_SOURCE MATERIAL:_
####################

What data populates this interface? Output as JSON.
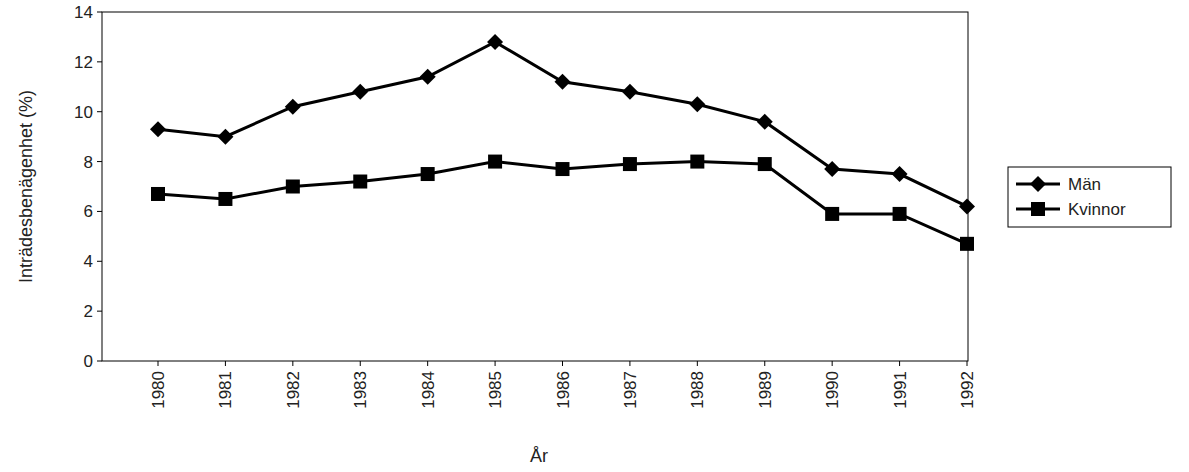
{
  "chart_data": {
    "type": "line",
    "x_label": "År",
    "y_label": "Inträdesbenägenhet (%)",
    "categories": [
      "1980",
      "1981",
      "1982",
      "1983",
      "1984",
      "1985",
      "1986",
      "1987",
      "1988",
      "1989",
      "1990",
      "1991",
      "1992"
    ],
    "series": [
      {
        "name": "Män",
        "color": "#000000",
        "marker": "diamond",
        "values": [
          9.3,
          9.0,
          10.2,
          10.8,
          11.4,
          12.8,
          11.2,
          10.8,
          10.3,
          9.6,
          7.7,
          7.5,
          6.2
        ]
      },
      {
        "name": "Kvinnor",
        "color": "#000000",
        "marker": "square",
        "values": [
          6.7,
          6.5,
          7.0,
          7.2,
          7.5,
          8.0,
          7.7,
          7.9,
          8.0,
          7.9,
          5.9,
          5.9,
          4.7
        ]
      }
    ],
    "ylim": [
      0,
      14
    ],
    "yticks": [
      0,
      2,
      4,
      6,
      8,
      10,
      12,
      14
    ],
    "grid": false,
    "legend": "right"
  }
}
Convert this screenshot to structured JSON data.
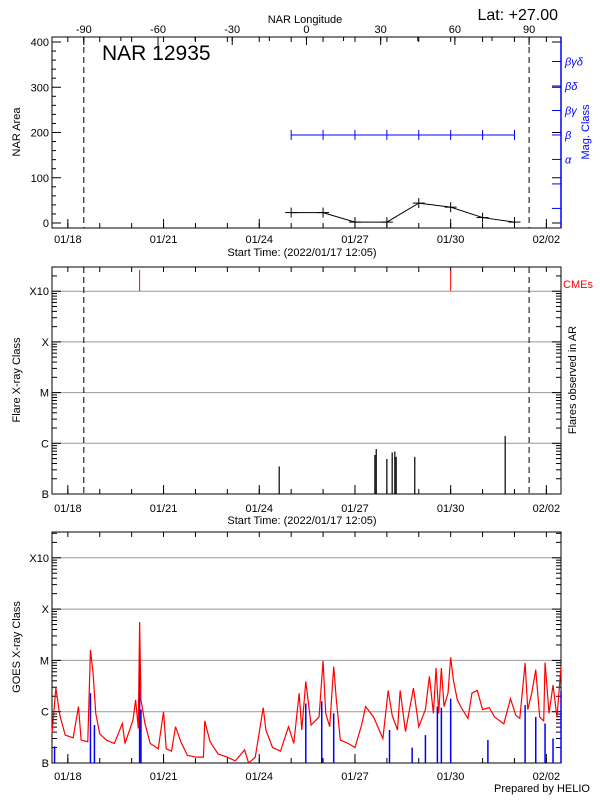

####################

_PROMPT:_ Write out the entries again, exactly as given, skipping any images.

_PROBLEM SOLUTION:_
What data populates this interface? Output as JSON.
{
  "chart_data": {
    "type": "line",
    "x_label": "År",
    "y_label": "Inträdesbenägenhet (%)",
    "categories": [
      "1980",
      "1981",
      "1982",
      "1983",
      "1984",
      "1985",
      "1986",
      "1987",
      "1988",
      "1989",
      "1990",
      "1991",
      "1992"
    ],
    "series": [
      {
        "name": "Män",
        "color": "#000000",
        "marker": "diamond",
        "values": [
          9.3,
          9.0,
          10.2,
          10.8,
          11.4,
          12.8,
          11.2,
          10.8,
          10.3,
          9.6,
          7.7,
          7.5,
          6.2
        ]
      },
      {
        "name": "Kvinnor",
        "color": "#000000",
        "marker": "square",
        "values": [
          6.7,
          6.5,
          7.0,
          7.2,
          7.5,
          8.0,
          7.7,
          7.9,
          8.0,
          7.9,
          5.9,
          5.9,
          4.7
        ]
      }
    ],
    "ylim": [
      0,
      14
    ],
    "yticks": [
      0,
      2,
      4,
      6,
      8,
      10,
      12,
      14
    ],
    "grid": false,
    "legend": "right"
  }
}
Convert this screenshot to structured JSON data.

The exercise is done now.